WRITTEN EXERCISE
Each entry in the listing below should be restated word for word.

+---+

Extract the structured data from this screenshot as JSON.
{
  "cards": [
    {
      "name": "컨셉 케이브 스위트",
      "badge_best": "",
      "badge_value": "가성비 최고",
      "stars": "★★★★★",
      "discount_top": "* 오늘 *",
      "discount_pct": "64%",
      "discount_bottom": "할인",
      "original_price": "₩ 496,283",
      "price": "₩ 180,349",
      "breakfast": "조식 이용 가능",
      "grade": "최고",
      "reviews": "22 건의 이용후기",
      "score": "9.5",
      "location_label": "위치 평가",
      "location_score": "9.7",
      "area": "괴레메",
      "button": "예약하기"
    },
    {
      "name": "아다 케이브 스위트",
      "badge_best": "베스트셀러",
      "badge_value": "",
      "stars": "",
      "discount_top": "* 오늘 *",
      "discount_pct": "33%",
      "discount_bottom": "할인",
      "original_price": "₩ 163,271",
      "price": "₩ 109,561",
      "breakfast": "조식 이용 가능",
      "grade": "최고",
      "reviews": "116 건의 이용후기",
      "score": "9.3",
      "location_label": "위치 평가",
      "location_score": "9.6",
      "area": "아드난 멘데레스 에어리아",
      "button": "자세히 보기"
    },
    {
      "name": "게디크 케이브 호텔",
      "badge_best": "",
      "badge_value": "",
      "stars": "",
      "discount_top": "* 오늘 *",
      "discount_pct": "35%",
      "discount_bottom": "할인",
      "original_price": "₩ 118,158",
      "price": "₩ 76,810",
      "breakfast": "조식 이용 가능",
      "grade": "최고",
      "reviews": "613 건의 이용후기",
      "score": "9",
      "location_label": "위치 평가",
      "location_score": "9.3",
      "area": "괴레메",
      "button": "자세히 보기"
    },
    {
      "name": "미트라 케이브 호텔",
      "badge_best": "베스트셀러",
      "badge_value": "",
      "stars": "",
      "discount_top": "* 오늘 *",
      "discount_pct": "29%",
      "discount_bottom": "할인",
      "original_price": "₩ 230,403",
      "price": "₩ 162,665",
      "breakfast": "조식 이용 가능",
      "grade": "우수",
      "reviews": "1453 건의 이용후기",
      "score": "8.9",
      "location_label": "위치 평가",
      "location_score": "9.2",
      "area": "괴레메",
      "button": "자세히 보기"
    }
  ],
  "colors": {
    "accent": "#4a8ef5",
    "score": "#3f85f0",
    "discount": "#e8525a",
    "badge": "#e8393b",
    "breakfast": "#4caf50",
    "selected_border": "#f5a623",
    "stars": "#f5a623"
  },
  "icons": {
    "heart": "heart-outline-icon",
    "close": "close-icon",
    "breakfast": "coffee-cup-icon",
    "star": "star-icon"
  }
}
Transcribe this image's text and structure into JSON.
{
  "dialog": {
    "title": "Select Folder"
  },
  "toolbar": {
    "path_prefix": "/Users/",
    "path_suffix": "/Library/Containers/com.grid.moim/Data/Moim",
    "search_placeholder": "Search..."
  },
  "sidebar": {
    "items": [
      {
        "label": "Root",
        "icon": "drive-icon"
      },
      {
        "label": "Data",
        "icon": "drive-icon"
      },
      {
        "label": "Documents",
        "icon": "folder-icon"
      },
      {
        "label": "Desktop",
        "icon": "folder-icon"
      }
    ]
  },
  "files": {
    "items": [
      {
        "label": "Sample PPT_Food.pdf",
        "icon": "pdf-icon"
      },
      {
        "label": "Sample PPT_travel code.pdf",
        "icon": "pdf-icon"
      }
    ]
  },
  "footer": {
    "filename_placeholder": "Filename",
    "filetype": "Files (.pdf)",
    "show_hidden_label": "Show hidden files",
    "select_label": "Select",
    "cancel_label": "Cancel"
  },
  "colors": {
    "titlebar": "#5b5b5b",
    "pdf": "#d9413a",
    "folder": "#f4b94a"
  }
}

+---+

RESPONSE TO THIS TASK
Extract the structured data from this screenshot as JSON.
{
  "cards": [
    {
      "name": "컨셉 케이브 스위트",
      "badge_best": "",
      "badge_value": "가성비 최고",
      "stars": "★★★★★",
      "discount_top": "* 오늘 *",
      "discount_pct": "64%",
      "discount_bottom": "할인",
      "original_price": "₩ 496,283",
      "price": "₩ 180,349",
      "breakfast": "조식 이용 가능",
      "grade": "최고",
      "reviews": "22 건의 이용후기",
      "score": "9.5",
      "location_label": "위치 평가",
      "location_score": "9.7",
      "area": "괴레메",
      "button": "예약하기"
    },
    {
      "name": "아다 케이브 스위트",
      "badge_best": "베스트셀러",
      "badge_value": "",
      "stars": "",
      "discount_top": "* 오늘 *",
      "discount_pct": "33%",
      "discount_bottom": "할인",
      "original_price": "₩ 163,271",
      "price": "₩ 109,561",
      "breakfast": "조식 이용 가능",
      "grade": "최고",
      "reviews": "116 건의 이용후기",
      "score": "9.3",
      "location_label": "위치 평가",
      "location_score": "9.6",
      "area": "아드난 멘데레스 에어리아",
      "button": "자세히 보기"
    },
    {
      "name": "게디크 케이브 호텔",
      "badge_best": "",
      "badge_value": "",
      "stars": "",
      "discount_top": "* 오늘 *",
      "discount_pct": "35%",
      "discount_bottom": "할인",
      "original_price": "₩ 118,158",
      "price": "₩ 76,810",
      "breakfast": "조식 이용 가능",
      "grade": "최고",
      "reviews": "613 건의 이용후기",
      "score": "9",
      "location_label": "위치 평가",
      "location_score": "9.3",
      "area": "괴레메",
      "button": "자세히 보기"
    },
    {
      "name": "미트라 케이브 호텔",
      "badge_best": "베스트셀러",
      "badge_value": "",
      "stars": "",
      "discount_top": "* 오늘 *",
      "discount_pct": "29%",
      "discount_bottom": "할인",
      "original_price": "₩ 230,403",
      "price": "₩ 162,665",
      "breakfast": "조식 이용 가능",
      "grade": "우수",
      "reviews": "1453 건의 이용후기",
      "score": "8.9",
      "location_label": "위치 평가",
      "location_score": "9.2",
      "area": "괴레메",
      "button": "자세히 보기"
    }
  ],
  "colors": {
    "accent": "#4a8ef5",
    "score": "#3f85f0",
    "discount": "#e8525a",
    "badge": "#e8393b",
    "breakfast": "#4caf50",
    "selected_border": "#f5a623",
    "stars": "#f5a623"
  },
  "icons": {
    "heart": "heart-outline-icon",
    "close": "close-icon",
    "breakfast": "coffee-cup-icon",
    "star": "star-icon"
  }
}
Transcribe this image's text and structure into JSON.
{
  "dialog": {
    "title": "Select Folder"
  },
  "toolbar": {
    "path_prefix": "/Users/",
    "path_suffix": "/Library/Containers/com.grid.moim/Data/Moim",
    "search_placeholder": "Search..."
  },
  "sidebar": {
    "items": [
      {
        "label": "Root",
        "icon": "drive-icon"
      },
      {
        "label": "Data",
        "icon": "drive-icon"
      },
      {
        "label": "Documents",
        "icon": "folder-icon"
      },
      {
        "label": "Desktop",
        "icon": "folder-icon"
      }
    ]
  },
  "files": {
    "items": [
      {
        "label": "Sample PPT_Food.pdf",
        "icon": "pdf-icon"
      },
      {
        "label": "Sample PPT_travel code.pdf",
        "icon": "pdf-icon"
      }
    ]
  },
  "footer": {
    "filename_placeholder": "Filename",
    "filetype": "Files (.pdf)",
    "show_hidden_label": "Show hidden files",
    "select_label": "Select",
    "cancel_label": "Cancel"
  },
  "colors": {
    "titlebar": "#5b5b5b",
    "pdf": "#d9413a",
    "folder": "#f4b94a"
  }
}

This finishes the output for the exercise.